◆ Aim of the exercise ◆
Recast everything from the line with "Annotate this image: element" to the line with "Text: Vegetation" as a two-column CSV with the headers instruction and response. Give one row per instruction and its answer, wrap each field in quotes, replace line breaks with spaces, and leave out the pictures.

◆ Excerpted records ◆

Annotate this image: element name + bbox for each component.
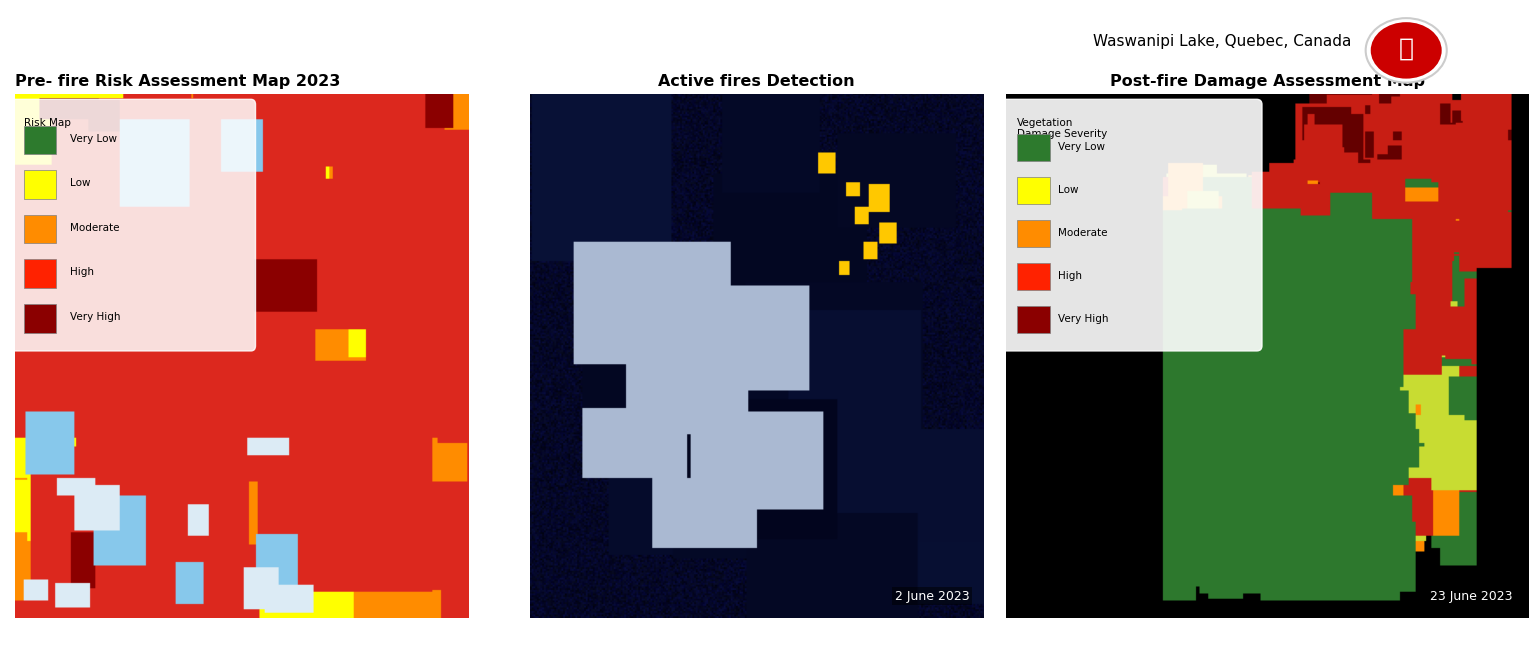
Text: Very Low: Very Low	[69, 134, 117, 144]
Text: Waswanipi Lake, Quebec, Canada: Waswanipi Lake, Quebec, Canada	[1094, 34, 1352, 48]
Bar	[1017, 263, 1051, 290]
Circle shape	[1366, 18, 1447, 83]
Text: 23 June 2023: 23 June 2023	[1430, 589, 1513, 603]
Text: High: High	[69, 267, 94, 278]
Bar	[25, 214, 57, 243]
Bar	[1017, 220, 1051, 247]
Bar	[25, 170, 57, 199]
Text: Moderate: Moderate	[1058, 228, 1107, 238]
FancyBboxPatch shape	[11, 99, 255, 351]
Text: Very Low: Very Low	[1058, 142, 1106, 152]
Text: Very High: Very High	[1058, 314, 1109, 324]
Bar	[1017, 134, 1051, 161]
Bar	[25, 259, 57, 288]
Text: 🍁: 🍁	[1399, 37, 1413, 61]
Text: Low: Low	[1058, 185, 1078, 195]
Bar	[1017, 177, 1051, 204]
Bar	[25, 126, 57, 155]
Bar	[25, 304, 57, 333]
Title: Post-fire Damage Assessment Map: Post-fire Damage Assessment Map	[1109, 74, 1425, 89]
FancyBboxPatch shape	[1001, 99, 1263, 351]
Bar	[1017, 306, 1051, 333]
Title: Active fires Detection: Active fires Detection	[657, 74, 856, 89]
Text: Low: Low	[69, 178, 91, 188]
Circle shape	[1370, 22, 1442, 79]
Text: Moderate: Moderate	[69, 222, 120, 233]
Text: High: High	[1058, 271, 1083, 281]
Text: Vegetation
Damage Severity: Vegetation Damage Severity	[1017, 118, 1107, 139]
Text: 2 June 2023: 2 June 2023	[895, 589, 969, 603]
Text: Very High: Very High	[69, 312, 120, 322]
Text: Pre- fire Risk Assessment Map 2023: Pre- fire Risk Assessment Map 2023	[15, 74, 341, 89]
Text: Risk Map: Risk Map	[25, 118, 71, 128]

---

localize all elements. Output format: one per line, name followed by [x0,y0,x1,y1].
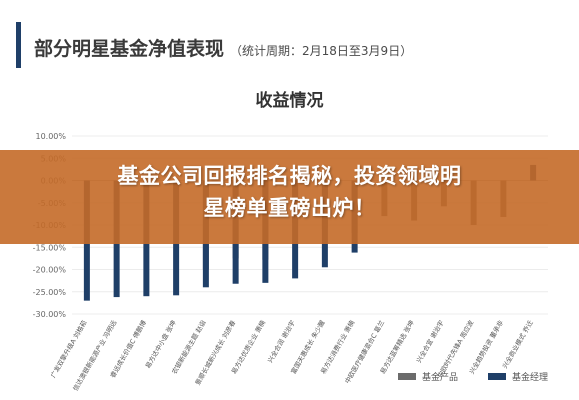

---

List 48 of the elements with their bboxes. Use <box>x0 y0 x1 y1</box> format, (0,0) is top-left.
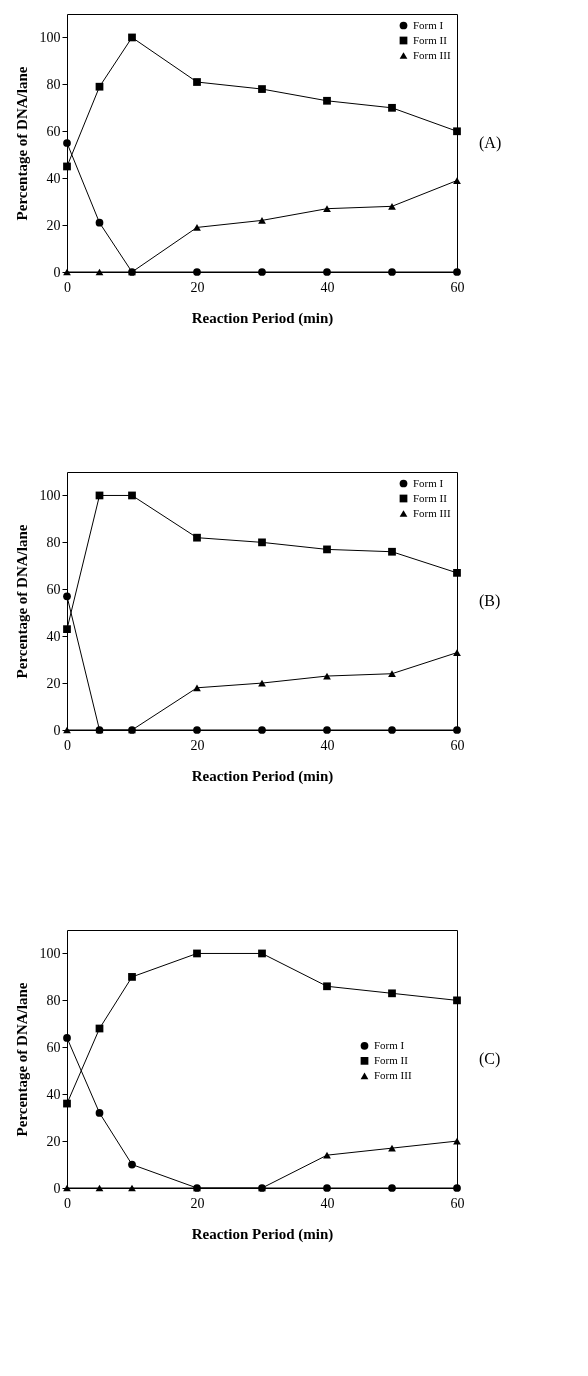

◆ Correct output ◆
instruction,response
"Annotate this image: element name + bbox for each component.","Text: Very Low: Very Low	[69, 134, 117, 144] Text: Waswanipi Lake, Quebec, Canada: Waswanipi Lake, Quebec, Canada	[1094, 34, 1352, 48] Bar	[1017, 263, 1051, 290] Circle shape	[1366, 18, 1447, 83] Text: 23 June 2023: 23 June 2023	[1430, 589, 1513, 603] Text: High: High	[69, 267, 94, 278] Bar	[25, 214, 57, 243] Bar	[1017, 220, 1051, 247] Bar	[25, 170, 57, 199] Text: Moderate: Moderate	[1058, 228, 1107, 238] FancyBboxPatch shape	[11, 99, 255, 351] Text: Very Low: Very Low	[1058, 142, 1106, 152] Text: Very High: Very High	[1058, 314, 1109, 324] Bar	[1017, 134, 1051, 161] Bar	[25, 259, 57, 288] Text: 🍁: 🍁	[1399, 37, 1413, 61] Text: Low: Low	[1058, 185, 1078, 195] Bar	[1017, 177, 1051, 204] Bar	[25, 126, 57, 155] Bar	[25, 304, 57, 333] Title: Post-fire Damage Assessment Map: Post-fire Damage Assessment Map	[1109, 74, 1425, 89] FancyBboxPatch shape	[1001, 99, 1263, 351] Bar	[1017, 306, 1051, 333] Title: Active fires Detection: Active fires Detection	[657, 74, 856, 89] Text: Low: Low	[69, 178, 91, 188] Circle shape	[1370, 22, 1442, 79] Text: Moderate: Moderate	[69, 222, 120, 233] Text: High: High	[1058, 271, 1083, 281] Text: Vegetation"